- Requirements -
Return the lines of each item below as a JSON list of strings, with one string per line and blank lines omitted.
-------- Data in this exercise --------
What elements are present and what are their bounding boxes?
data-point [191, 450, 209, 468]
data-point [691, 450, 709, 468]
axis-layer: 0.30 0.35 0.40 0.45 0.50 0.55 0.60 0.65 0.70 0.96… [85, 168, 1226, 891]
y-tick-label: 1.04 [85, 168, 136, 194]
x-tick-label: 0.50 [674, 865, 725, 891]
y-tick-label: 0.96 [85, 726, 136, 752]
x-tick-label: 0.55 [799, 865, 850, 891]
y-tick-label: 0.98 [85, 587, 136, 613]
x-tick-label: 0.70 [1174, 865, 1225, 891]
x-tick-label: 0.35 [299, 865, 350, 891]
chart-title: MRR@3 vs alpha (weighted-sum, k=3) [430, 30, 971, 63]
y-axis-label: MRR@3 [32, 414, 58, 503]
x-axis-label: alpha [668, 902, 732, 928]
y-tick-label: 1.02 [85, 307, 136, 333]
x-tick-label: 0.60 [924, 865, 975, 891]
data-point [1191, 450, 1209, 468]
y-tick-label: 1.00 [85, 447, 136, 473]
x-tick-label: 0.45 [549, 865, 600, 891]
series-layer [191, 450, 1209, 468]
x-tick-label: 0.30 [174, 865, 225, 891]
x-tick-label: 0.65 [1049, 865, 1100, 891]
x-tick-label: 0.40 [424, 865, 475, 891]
--------
- The completed task -
[
  "What elements are present and what are their bounding boxes?",
  "data-point [191, 450, 209, 468]",
  "data-point [691, 450, 709, 468]",
  "axis-layer: 0.30 0.35 0.40 0.45 0.50 0.55 0.60 0.65 0.70 0.96… [85, 168, 1226, 891]",
  "y-tick-label: 1.04 [85, 168, 136, 194]",
  "x-tick-label: 0.50 [674, 865, 725, 891]",
  "y-tick-label: 0.96 [85, 726, 136, 752]",
  "x-tick-label: 0.55 [799, 865, 850, 891]",
  "y-tick-label: 0.98 [85, 587, 136, 613]",
  "x-tick-label: 0.70 [1174, 865, 1225, 891]",
  "x-tick-label: 0.35 [299, 865, 350, 891]",
  "chart-title: MRR@3 vs alpha (weighted-sum, k=3) [430, 30, 971, 63]",
  "y-axis-label: MRR@3 [32, 414, 58, 503]",
  "x-axis-label: alpha [668, 902, 732, 928]",
  "y-tick-label: 1.02 [85, 307, 136, 333]",
  "x-tick-label: 0.60 [924, 865, 975, 891]",
  "data-point [1191, 450, 1209, 468]",
  "y-tick-label: 1.00 [85, 447, 136, 473]",
  "x-tick-label: 0.45 [549, 865, 600, 891]",
  "series-layer [191, 450, 1209, 468]",
  "x-tick-label: 0.30 [174, 865, 225, 891]",
  "x-tick-label: 0.65 [1049, 865, 1100, 891]",
  "x-tick-label: 0.40 [424, 865, 475, 891]"
]